● Short task A
Convert the records into a Markdown table with the columns Row and Line, covering only the part that opens with the line containing "416, 266, 431]" and closes with the line containing "124, 196, 139]". Number the rows and leave out any blank lines.

— begin Excerpted text —

Confused by regression testing "release" branch summary and unresolved issues

I expect the answer is blindingly obvious, but I've read http://www.boost.org/development/testing.html#Understanding and I don't understand. I'm looking at: http://www.boost.org/development/tests/release/developer/summary.html and: http://www.boost.org/development/tests/release/developer/issues.html I would expect that issues.html would list all the non-expected failures shown in the summary.html page, but it doesn't. (Even tough that's what the "Purpose" seems to claim.) The are a raft of gcc 4.4 failures (not marked as expected - some of them should be, btw), but there are no gcc 4.4 failures at all shown on the issues.html page. What is the relationship between these two pages? Is it documented anywhere? Is it actually an issue that the release has quite a lot of unresolved issues for gcc 4.4? Phil -- Phil Richards, <news@derived-software.ltd.uk>

Phil Richards wrote:
What is the relationship between these two pages? Is it documented anywhere?
I think that issues.html might only be displaying issues from compilers that are marked as 'required platforms' (those being the ones whose names appear in bold on summary.html). The compiler list looks a bit out of date though. Phil Richards wrote:
Is it actually an issue that the release has quite a lot of unresolved issues for gcc 4.4?
Most of those failures only occur when the compiler is in c++0x mode, though the failures in GIL do look to be down to bug #3041, which doesn't seem to have been merged to Release. -- View this message in context: http://old.nabble.com/Confused-by-regression-testing-%22release%22-branch-su... Sent from the Boost - Dev mailing list archive at Nabble.com.

— end Excerpted text —
— begin Task data —

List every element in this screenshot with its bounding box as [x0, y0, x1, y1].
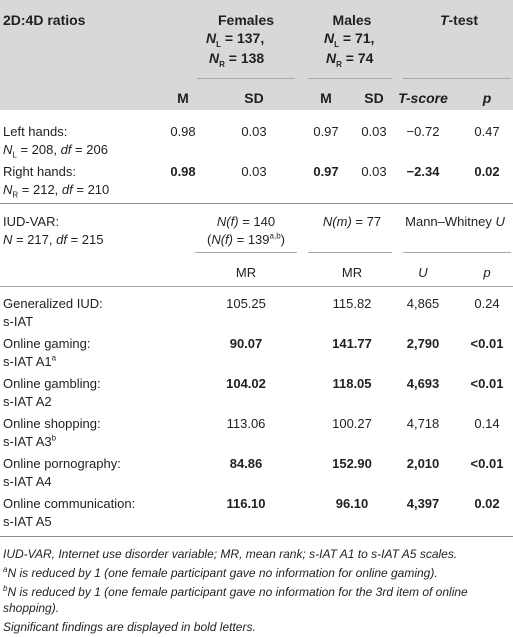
cell-mr-f: 113.06	[226, 416, 266, 431]
iud-f-rule	[195, 252, 297, 253]
cell-mr-m: 96.10	[335, 496, 369, 511]
section-divider	[0, 203, 513, 204]
row-sublabel: s-IAT A4	[3, 474, 52, 489]
cell-u: 4,397	[406, 496, 440, 511]
row-label: Online pornography:	[3, 456, 121, 471]
iud-u-rule	[403, 252, 511, 253]
cell-p: 0.14	[474, 416, 500, 431]
cell-f-sd: 0.03	[241, 164, 267, 179]
cell-p: <0.01	[470, 336, 504, 351]
cell-p: 0.24	[474, 296, 500, 311]
ttest-header-rule	[403, 78, 511, 79]
cell-m-m: 0.97	[313, 124, 339, 139]
col-m-females: M	[177, 90, 189, 106]
footnote-b-cont: shopping).	[3, 601, 60, 615]
cell-mr-m: 115.82	[332, 296, 372, 311]
cell-mr-m: 141.77	[332, 336, 372, 351]
cell-p: 0.02	[474, 496, 500, 511]
footnote-bold: Significant findings are displayed in bo…	[3, 620, 256, 634]
males-nr: NR = 74	[326, 50, 374, 69]
cell-m-sd: 0.03	[361, 124, 387, 139]
row-sublabel: s-IAT A1a	[3, 353, 57, 369]
females-header-rule	[197, 78, 295, 79]
cell-p: <0.01	[470, 456, 504, 471]
footnote-abbrev: IUD-VAR, Internet use disorder variable;…	[3, 547, 458, 561]
cell-mr-f: 104.02	[226, 376, 266, 391]
cell-m-m: 0.97	[313, 164, 339, 179]
cell-u: 2,010	[406, 456, 440, 471]
females-nr: NR = 138	[209, 50, 265, 69]
cell-mr-m: 152.90	[332, 456, 372, 471]
col-tscore: T-score	[398, 90, 448, 106]
col-sd-males: SD	[364, 90, 384, 106]
row-label: Online gambling:	[3, 376, 101, 391]
iud-nm: N(m) = 77	[322, 214, 382, 229]
males-header: Males	[332, 12, 372, 28]
cell-mr-m: 100.27	[332, 416, 372, 431]
table-title: 2D:4D ratios	[3, 12, 86, 28]
row-label: Generalized IUD:	[3, 296, 103, 311]
iud-label: IUD-VAR:	[3, 214, 60, 229]
cell-u: 4,693	[406, 376, 440, 391]
females-header: Females	[217, 12, 275, 28]
ttest-header: T-test	[439, 12, 479, 28]
iud-header-rule	[0, 286, 513, 287]
iud-mannwhitney: Mann–Whitney U	[405, 214, 505, 229]
col-p: p	[482, 90, 492, 106]
cell-p: 0.47	[474, 124, 500, 139]
iud-m-rule	[308, 252, 392, 253]
cell-f-sd: 0.03	[241, 124, 267, 139]
cell-f-m: 0.98	[170, 124, 196, 139]
cell-t: −0.72	[406, 124, 440, 139]
row-sublabel: s-IAT A3b	[3, 433, 57, 449]
row-label: Online communication:	[3, 496, 136, 511]
col-m-males: M	[320, 90, 332, 106]
row-sublabel: s-IAT	[3, 314, 34, 329]
table-header-band	[0, 0, 513, 110]
cell-p: <0.01	[470, 376, 504, 391]
cell-m-sd: 0.03	[361, 164, 387, 179]
row-label: Online shopping:	[3, 416, 101, 431]
males-header-rule	[308, 78, 392, 79]
females-nl: NL = 137,	[206, 30, 265, 49]
row-sublabel: s-IAT A5	[3, 514, 52, 529]
row-label: Left hands:	[3, 124, 68, 139]
row-sublabel: NR = 212, df = 210	[3, 182, 110, 200]
col-p2: p	[483, 265, 491, 280]
cell-mr-f: 84.86	[229, 456, 263, 471]
col-sd-females: SD	[244, 90, 264, 106]
row-sublabel: NL = 208, df = 206	[3, 142, 108, 160]
row-label: Online gaming:	[3, 336, 91, 351]
iud-sublabel: N = 217, df = 215	[3, 232, 104, 247]
cell-u: 4,865	[406, 296, 440, 311]
cell-mr-m: 118.05	[332, 376, 372, 391]
cell-p: 0.02	[474, 164, 500, 179]
row-sublabel: s-IAT A2	[3, 394, 52, 409]
footnote-a: aN is reduced by 1 (one female participa…	[3, 565, 438, 581]
col-mr-males: MR	[341, 265, 363, 280]
iud-nf: N(f) = 140	[216, 214, 276, 229]
cell-f-m: 0.98	[170, 164, 196, 179]
col-u: U	[418, 265, 428, 280]
row-label: Right hands:	[3, 164, 76, 179]
col-mr-females: MR	[235, 265, 257, 280]
cell-mr-f: 105.25	[226, 296, 266, 311]
table-bottom-rule	[0, 536, 513, 537]
cell-t: −2.34	[406, 164, 440, 179]
cell-mr-f: 90.07	[229, 336, 263, 351]
cell-u: 2,790	[406, 336, 440, 351]
cell-mr-f: 116.10	[226, 496, 266, 511]
males-nl: NL = 71,	[324, 30, 375, 49]
cell-u: 4,718	[406, 416, 440, 431]
iud-nf-reduced: (N(f) = 139a,b)	[207, 231, 285, 247]
footnote-b: bN is reduced by 1 (one female participa…	[3, 584, 468, 600]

— end Task data —

● Short task B
In the part of the regression-testing thread that opens with the words containing "Most of those" and closes with "archive at Nabble.com.", change "bug" to "ticket" and give that part again.

● Written answer A
| Row | Line |
|---|---|
| 1 | cell-mr-f: 113.06	[226, 416, 266, 431] |
| 2 | iud-f-rule	[195, 252, 297, 253] |
| 3 | cell-mr-m: 96.10	[335, 496, 369, 511] |
| 4 | section-divider	[0, 203, 513, 204] |
| 5 | row-sublabel: s-IAT A4	[3, 474, 52, 489] |
| 6 | cell-u: 4,397	[406, 496, 440, 511] |
| 7 | row-label: Online pornography:	[3, 456, 121, 471] |
| 8 | iud-u-rule	[403, 252, 511, 253] |
| 9 | cell-p: 0.14	[474, 416, 500, 431] |
| 10 | cell-f-sd: 0.03	[241, 164, 267, 179] |
| 11 | cell-p: <0.01	[470, 336, 504, 351] |
| 12 | cell-p: 0.24	[474, 296, 500, 311] |
| 13 | ttest-header-rule	[403, 78, 511, 79] |
| 14 | cell-m-m: 0.97	[313, 124, 339, 139] |
| 15 | col-m-females: M	[177, 90, 189, 106] |
| 16 | footnote-b-cont: shopping).	[3, 601, 60, 615] |
| 17 | cell-mr-m: 115.82	[332, 296, 372, 311] |
| 18 | cell-mr-m: 141.77	[332, 336, 372, 351] |
| 19 | cell-p: 0.02	[474, 496, 500, 511] |
| 20 | footnote-bold: Significant findings are displayed in bo…	[3, 620, 256, 634] |
| 21 | males-nr: NR = 74	[326, 50, 374, 69] |
| 22 | cell-m-sd: 0.03	[361, 124, 387, 139] |
| 23 | row-sublabel: s-IAT A1a	[3, 353, 57, 369] |
| 24 | females-header-rule	[197, 78, 295, 79] |
| 25 | cell-p: <0.01	[470, 456, 504, 471] |
| 26 | footnote-abbrev: IUD-VAR, Internet use disorder variable;…	[3, 547, 458, 561] |
| 27 | cell-mr-f: 104.02	[226, 376, 266, 391] |
| 28 | cell-m-m: 0.97	[313, 164, 339, 179] |
| 29 | cell-u: 2,010	[406, 456, 440, 471] |
| 30 | females-nr: NR = 138	[209, 50, 265, 69] |
| 31 | cell-mr-m: 152.90	[332, 456, 372, 471] |
| 32 | col-tscore: T-score	[398, 90, 448, 106] |
| 33 | col-sd-males: SD	[364, 90, 384, 106] |
| 34 | row-label: Online gambling:	[3, 376, 101, 391] |
| 35 | iud-nm: N(m) = 77	[322, 214, 382, 229] |
| 36 | males-header: Males	[332, 12, 372, 28] |
| 37 | cell-mr-m: 100.27	[332, 416, 372, 431] |
| 38 | table-title: 2D:4D ratios	[3, 12, 86, 28] |
| 39 | row-label: Generalized IUD:	[3, 296, 103, 311] |
| 40 | iud-label: IUD-VAR:	[3, 214, 60, 229] |
| 41 | cell-u: 4,693	[406, 376, 440, 391] |
| 42 | females-header: Females	[217, 12, 275, 28] |
| 43 | ttest-header: T-test	[439, 12, 479, 28] |
| 44 | iud-header-rule	[0, 286, 513, 287] |
| 45 | iud-mannwhitney: Mann–Whitney U	[405, 214, 505, 229] |
| 46 | col-p: p	[482, 90, 492, 106] |
| 47 | cell-p: 0.47	[474, 124, 500, 139] |
| 48 | iud-m-rule	[308, 252, 392, 253] |
| 49 | cell-f-sd: 0.03	[241, 124, 267, 139] |
| 50 | cell-f-m: 0.98	[170, 124, 196, 139] |

● Written answer B
Most of those failures only occur when the compiler is in c++0x mode, though the failures in GIL do look to be down to ticket #3041, which doesn't seem to have been merged to Release. -- View this message in context: http://old.nabble.com/Confused-by-regression-testing-%22release%22-branch-su... Sent from the Boost - Dev mailing list archive at Nabble.com.